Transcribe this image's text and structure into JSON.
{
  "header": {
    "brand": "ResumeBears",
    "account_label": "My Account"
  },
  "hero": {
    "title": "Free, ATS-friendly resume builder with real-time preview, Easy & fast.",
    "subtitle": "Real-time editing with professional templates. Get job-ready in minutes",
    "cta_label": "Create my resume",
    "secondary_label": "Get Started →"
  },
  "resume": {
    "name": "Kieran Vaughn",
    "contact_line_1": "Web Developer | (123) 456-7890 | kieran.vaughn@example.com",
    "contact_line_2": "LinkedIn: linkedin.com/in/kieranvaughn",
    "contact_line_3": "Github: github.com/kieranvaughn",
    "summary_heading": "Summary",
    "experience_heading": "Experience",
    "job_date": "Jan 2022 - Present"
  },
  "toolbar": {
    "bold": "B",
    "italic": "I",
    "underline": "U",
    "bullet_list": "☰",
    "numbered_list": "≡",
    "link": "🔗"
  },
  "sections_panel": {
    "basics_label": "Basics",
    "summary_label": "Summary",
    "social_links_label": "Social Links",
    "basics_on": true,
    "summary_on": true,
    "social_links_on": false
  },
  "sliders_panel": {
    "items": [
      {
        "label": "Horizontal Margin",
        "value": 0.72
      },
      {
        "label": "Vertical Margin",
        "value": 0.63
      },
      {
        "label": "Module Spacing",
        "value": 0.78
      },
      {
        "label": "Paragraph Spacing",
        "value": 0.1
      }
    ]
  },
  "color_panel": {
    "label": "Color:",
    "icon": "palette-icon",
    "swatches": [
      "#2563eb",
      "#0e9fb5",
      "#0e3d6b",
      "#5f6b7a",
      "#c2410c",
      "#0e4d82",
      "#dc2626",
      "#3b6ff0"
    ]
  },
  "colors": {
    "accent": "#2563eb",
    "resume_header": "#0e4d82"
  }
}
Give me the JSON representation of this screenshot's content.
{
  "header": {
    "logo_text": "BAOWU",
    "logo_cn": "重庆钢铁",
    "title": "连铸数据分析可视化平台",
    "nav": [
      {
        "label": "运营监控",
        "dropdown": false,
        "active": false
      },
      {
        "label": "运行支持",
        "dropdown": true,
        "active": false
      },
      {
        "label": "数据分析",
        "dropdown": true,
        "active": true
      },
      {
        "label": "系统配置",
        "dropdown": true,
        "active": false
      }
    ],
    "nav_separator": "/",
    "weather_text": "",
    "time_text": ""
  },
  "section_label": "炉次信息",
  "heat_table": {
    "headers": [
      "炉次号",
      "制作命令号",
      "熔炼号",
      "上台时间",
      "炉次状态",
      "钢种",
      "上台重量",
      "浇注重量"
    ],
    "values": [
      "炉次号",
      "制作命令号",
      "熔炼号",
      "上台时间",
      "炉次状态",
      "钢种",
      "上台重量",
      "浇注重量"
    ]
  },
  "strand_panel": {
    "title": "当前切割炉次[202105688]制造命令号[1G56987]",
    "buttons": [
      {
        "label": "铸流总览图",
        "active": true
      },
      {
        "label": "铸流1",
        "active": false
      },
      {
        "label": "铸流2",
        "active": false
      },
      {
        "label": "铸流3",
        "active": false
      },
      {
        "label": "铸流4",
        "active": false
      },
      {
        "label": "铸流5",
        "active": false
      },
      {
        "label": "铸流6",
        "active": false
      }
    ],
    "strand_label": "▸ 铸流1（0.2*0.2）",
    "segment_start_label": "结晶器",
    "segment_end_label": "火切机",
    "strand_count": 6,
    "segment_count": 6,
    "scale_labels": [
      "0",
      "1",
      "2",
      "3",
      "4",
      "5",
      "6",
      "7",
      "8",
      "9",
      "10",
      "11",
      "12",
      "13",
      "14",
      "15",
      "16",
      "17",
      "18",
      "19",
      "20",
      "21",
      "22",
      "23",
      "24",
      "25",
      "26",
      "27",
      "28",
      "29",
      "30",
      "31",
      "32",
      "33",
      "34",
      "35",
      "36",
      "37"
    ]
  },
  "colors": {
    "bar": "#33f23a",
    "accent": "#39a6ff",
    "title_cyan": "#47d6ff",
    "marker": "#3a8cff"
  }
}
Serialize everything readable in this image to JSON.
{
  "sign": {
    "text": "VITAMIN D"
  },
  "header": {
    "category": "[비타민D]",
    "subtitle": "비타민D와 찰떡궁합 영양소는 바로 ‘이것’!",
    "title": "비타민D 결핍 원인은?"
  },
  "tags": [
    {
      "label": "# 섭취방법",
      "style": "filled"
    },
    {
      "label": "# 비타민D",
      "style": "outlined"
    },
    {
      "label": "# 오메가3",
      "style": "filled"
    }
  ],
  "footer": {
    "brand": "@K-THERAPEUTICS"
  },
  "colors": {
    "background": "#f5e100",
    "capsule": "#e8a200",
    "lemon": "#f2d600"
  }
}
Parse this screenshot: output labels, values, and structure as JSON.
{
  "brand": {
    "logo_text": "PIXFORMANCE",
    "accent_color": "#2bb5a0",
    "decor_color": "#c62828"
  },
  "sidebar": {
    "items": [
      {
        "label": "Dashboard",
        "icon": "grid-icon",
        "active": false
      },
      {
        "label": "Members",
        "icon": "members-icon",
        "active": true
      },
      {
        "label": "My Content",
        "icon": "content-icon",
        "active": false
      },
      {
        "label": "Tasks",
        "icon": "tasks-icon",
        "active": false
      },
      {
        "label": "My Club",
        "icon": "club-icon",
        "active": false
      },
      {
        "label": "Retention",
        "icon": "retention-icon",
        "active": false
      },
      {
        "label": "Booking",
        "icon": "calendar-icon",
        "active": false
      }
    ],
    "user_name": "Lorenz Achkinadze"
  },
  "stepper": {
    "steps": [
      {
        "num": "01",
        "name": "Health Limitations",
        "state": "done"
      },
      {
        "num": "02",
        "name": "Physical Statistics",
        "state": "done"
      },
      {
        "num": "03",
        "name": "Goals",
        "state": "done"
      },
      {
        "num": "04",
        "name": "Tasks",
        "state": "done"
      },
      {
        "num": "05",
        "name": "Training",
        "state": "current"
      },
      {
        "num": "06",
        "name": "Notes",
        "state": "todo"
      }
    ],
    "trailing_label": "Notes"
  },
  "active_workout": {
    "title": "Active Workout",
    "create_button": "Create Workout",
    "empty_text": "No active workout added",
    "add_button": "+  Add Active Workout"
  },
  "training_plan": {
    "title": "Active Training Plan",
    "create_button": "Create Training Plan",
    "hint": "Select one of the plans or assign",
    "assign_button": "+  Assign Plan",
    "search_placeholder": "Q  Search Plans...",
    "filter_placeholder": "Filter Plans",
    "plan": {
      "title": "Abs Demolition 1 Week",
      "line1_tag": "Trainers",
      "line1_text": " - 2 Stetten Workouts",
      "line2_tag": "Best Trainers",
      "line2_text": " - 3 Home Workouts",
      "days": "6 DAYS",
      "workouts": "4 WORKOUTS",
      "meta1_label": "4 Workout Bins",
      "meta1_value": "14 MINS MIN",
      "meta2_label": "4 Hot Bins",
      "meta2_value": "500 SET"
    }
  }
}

====

EXERCISE DESCRIPTION -
Type out the full listing again, exactly as given.

RESPONSE -
Transcribe this image's text and structure into JSON.
{
  "header": {
    "brand": "ResumeBears",
    "account_label": "My Account"
  },
  "hero": {
    "title": "Free, ATS-friendly resume builder with real-time preview, Easy & fast.",
    "subtitle": "Real-time editing with professional templates. Get job-ready in minutes",
    "cta_label": "Create my resume",
    "secondary_label": "Get Started →"
  },
  "resume": {
    "name": "Kieran Vaughn",
    "contact_line_1": "Web Developer | (123) 456-7890 | kieran.vaughn@example.com",
    "contact_line_2": "LinkedIn: linkedin.com/in/kieranvaughn",
    "contact_line_3": "Github: github.com/kieranvaughn",
    "summary_heading": "Summary",
    "experience_heading": "Experience",
    "job_date": "Jan 2022 - Present"
  },
  "toolbar": {
    "bold": "B",
    "italic": "I",
    "underline": "U",
    "bullet_list": "☰",
    "numbered_list": "≡",
    "link": "🔗"
  },
  "sections_panel": {
    "basics_label": "Basics",
    "summary_label": "Summary",
    "social_links_label": "Social Links",
    "basics_on": true,
    "summary_on": true,
    "social_links_on": false
  },
  "sliders_panel": {
    "items": [
      {
        "label": "Horizontal Margin",
        "value": 0.72
      },
      {
        "label": "Vertical Margin",
        "value": 0.63
      },
      {
        "label": "Module Spacing",
        "value": 0.78
      },
      {
        "label": "Paragraph Spacing",
        "value": 0.1
      }
    ]
  },
  "color_panel": {
    "label": "Color:",
    "icon": "palette-icon",
    "swatches": [
      "#2563eb",
      "#0e9fb5",
      "#0e3d6b",
      "#5f6b7a",
      "#c2410c",
      "#0e4d82",
      "#dc2626",
      "#3b6ff0"
    ]
  },
  "colors": {
    "accent": "#2563eb",
    "resume_header": "#0e4d82"
  }
}
Give me the JSON representation of this screenshot's content.
{
  "header": {
    "logo_text": "BAOWU",
    "logo_cn": "重庆钢铁",
    "title": "连铸数据分析可视化平台",
    "nav": [
      {
        "label": "运营监控",
        "dropdown": false,
        "active": false
      },
      {
        "label": "运行支持",
        "dropdown": true,
        "active": false
      },
      {
        "label": "数据分析",
        "dropdown": true,
        "active": true
      },
      {
        "label": "系统配置",
        "dropdown": true,
        "active": false
      }
    ],
    "nav_separator": "/",
    "weather_text": "",
    "time_text": ""
  },
  "section_label": "炉次信息",
  "heat_table": {
    "headers": [
      "炉次号",
      "制作命令号",
      "熔炼号",
      "上台时间",
      "炉次状态",
      "钢种",
      "上台重量",
      "浇注重量"
    ],
    "values": [
      "炉次号",
      "制作命令号",
      "熔炼号",
      "上台时间",
      "炉次状态",
      "钢种",
      "上台重量",
      "浇注重量"
    ]
  },
  "strand_panel": {
    "title": "当前切割炉次[202105688]制造命令号[1G56987]",
    "buttons": [
      {
        "label": "铸流总览图",
        "active": true
      },
      {
        "label": "铸流1",
        "active": false
      },
      {
        "label": "铸流2",
        "active": false
      },
      {
        "label": "铸流3",
        "active": false
      },
      {
        "label": "铸流4",
        "active": false
      },
      {
        "label": "铸流5",
        "active": false
      },
      {
        "label": "铸流6",
        "active": false
      }
    ],
    "strand_label": "▸ 铸流1（0.2*0.2）",
    "segment_start_label": "结晶器",
    "segment_end_label": "火切机",
    "strand_count": 6,
    "segment_count": 6,
    "scale_labels": [
      "0",
      "1",
      "2",
      "3",
      "4",
      "5",
      "6",
      "7",
      "8",
      "9",
      "10",
      "11",
      "12",
      "13",
      "14",
      "15",
      "16",
      "17",
      "18",
      "19",
      "20",
      "21",
      "22",
      "23",
      "24",
      "25",
      "26",
      "27",
      "28",
      "29",
      "30",
      "31",
      "32",
      "33",
      "34",
      "35",
      "36",
      "37"
    ]
  },
  "colors": {
    "bar": "#33f23a",
    "accent": "#39a6ff",
    "title_cyan": "#47d6ff",
    "marker": "#3a8cff"
  }
}
Serialize everything readable in this image to JSON.
{
  "sign": {
    "text": "VITAMIN D"
  },
  "header": {
    "category": "[비타민D]",
    "subtitle": "비타민D와 찰떡궁합 영양소는 바로 ‘이것’!",
    "title": "비타민D 결핍 원인은?"
  },
  "tags": [
    {
      "label": "# 섭취방법",
      "style": "filled"
    },
    {
      "label": "# 비타민D",
      "style": "outlined"
    },
    {
      "label": "# 오메가3",
      "style": "filled"
    }
  ],
  "footer": {
    "brand": "@K-THERAPEUTICS"
  },
  "colors": {
    "background": "#f5e100",
    "capsule": "#e8a200",
    "lemon": "#f2d600"
  }
}
Parse this screenshot: output labels, values, and structure as JSON.
{
  "brand": {
    "logo_text": "PIXFORMANCE",
    "accent_color": "#2bb5a0",
    "decor_color": "#c62828"
  },
  "sidebar": {
    "items": [
      {
        "label": "Dashboard",
        "icon": "grid-icon",
        "active": false
      },
      {
        "label": "Members",
        "icon": "members-icon",
        "active": true
      },
      {
        "label": "My Content",
        "icon": "content-icon",
        "active": false
      },
      {
        "label": "Tasks",
        "icon": "tasks-icon",
        "active": false
      },
      {
        "label": "My Club",
        "icon": "club-icon",
        "active": false
      },
      {
        "label": "Retention",
        "icon": "retention-icon",
        "active": false
      },
      {
        "label": "Booking",
        "icon": "calendar-icon",
        "active": false
      }
    ],
    "user_name": "Lorenz Achkinadze"
  },
  "stepper": {
    "steps": [
      {
        "num": "01",
        "name": "Health Limitations",
        "state": "done"
      },
      {
        "num": "02",
        "name": "Physical Statistics",
        "state": "done"
      },
      {
        "num": "03",
        "name": "Goals",
        "state": "done"
      },
      {
        "num": "04",
        "name": "Tasks",
        "state": "done"
      },
      {
        "num": "05",
        "name": "Training",
        "state": "current"
      },
      {
        "num": "06",
        "name": "Notes",
        "state": "todo"
      }
    ],
    "trailing_label": "Notes"
  },
  "active_workout": {
    "title": "Active Workout",
    "create_button": "Create Workout",
    "empty_text": "No active workout added",
    "add_button": "+  Add Active Workout"
  },
  "training_plan": {
    "title": "Active Training Plan",
    "create_button": "Create Training Plan",
    "hint": "Select one of the plans or assign",
    "assign_button": "+  Assign Plan",
    "search_placeholder": "Q  Search Plans...",
    "filter_placeholder": "Filter Plans",
    "plan": {
      "title": "Abs Demolition 1 Week",
      "line1_tag": "Trainers",
      "line1_text": " - 2 Stetten Workouts",
      "line2_tag": "Best Trainers",
      "line2_text": " - 3 Home Workouts",
      "days": "6 DAYS",
      "workouts": "4 WORKOUTS",
      "meta1_label": "4 Workout Bins",
      "meta1_value": "14 MINS MIN",
      "meta2_label": "4 Hot Bins",
      "meta2_value": "500 SET"
    }
  }
}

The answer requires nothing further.